**DIRECTIONS FOR THIS TASK**
Rewrite the items below, substituting "OFFLINE" for each occurrence of "ONLINE" and keeping every other character the same.

**SUPPLIED RECORDS**
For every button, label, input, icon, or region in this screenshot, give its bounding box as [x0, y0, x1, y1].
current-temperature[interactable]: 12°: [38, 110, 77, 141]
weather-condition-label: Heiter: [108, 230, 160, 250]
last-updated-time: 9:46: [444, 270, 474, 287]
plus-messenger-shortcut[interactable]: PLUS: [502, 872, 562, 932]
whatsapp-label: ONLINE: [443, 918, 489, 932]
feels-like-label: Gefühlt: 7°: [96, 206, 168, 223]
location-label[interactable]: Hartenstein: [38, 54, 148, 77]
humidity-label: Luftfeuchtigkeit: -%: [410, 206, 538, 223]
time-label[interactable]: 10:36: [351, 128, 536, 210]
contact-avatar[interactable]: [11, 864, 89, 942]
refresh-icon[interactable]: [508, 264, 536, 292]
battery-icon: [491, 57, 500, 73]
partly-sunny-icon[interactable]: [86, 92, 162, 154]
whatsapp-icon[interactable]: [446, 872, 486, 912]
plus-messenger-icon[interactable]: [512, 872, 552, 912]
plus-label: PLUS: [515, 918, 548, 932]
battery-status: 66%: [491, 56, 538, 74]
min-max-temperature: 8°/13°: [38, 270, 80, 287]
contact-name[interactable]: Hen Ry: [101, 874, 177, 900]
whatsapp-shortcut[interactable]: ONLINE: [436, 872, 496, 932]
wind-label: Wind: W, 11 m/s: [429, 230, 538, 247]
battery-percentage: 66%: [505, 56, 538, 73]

**RESULT FOR THIS TASK**
For every button, label, input, icon, or region in this screenshot, give its bounding box as [x0, y0, x1, y1].
current-temperature[interactable]: 12°: [38, 110, 77, 141]
weather-condition-label: Heiter: [108, 230, 160, 250]
last-updated-time: 9:46: [444, 270, 474, 287]
plus-messenger-shortcut[interactable]: PLUS: [502, 872, 562, 932]
whatsapp-label: OFFLINE: [443, 918, 489, 932]
feels-like-label: Gefühlt: 7°: [96, 206, 168, 223]
location-label[interactable]: Hartenstein: [38, 54, 148, 77]
humidity-label: Luftfeuchtigkeit: -%: [410, 206, 538, 223]
time-label[interactable]: 10:36: [351, 128, 536, 210]
contact-avatar[interactable]: [11, 864, 89, 942]
refresh-icon[interactable]: [508, 264, 536, 292]
battery-icon: [491, 57, 500, 73]
partly-sunny-icon[interactable]: [86, 92, 162, 154]
whatsapp-icon[interactable]: [446, 872, 486, 912]
plus-messenger-icon[interactable]: [512, 872, 552, 912]
plus-label: PLUS: [515, 918, 548, 932]
battery-status: 66%: [491, 56, 538, 74]
min-max-temperature: 8°/13°: [38, 270, 80, 287]
contact-name[interactable]: Hen Ry: [101, 874, 177, 900]
whatsapp-shortcut[interactable]: OFFLINE: [436, 872, 496, 932]
wind-label: Wind: W, 11 m/s: [429, 230, 538, 247]
battery-percentage: 66%: [505, 56, 538, 73]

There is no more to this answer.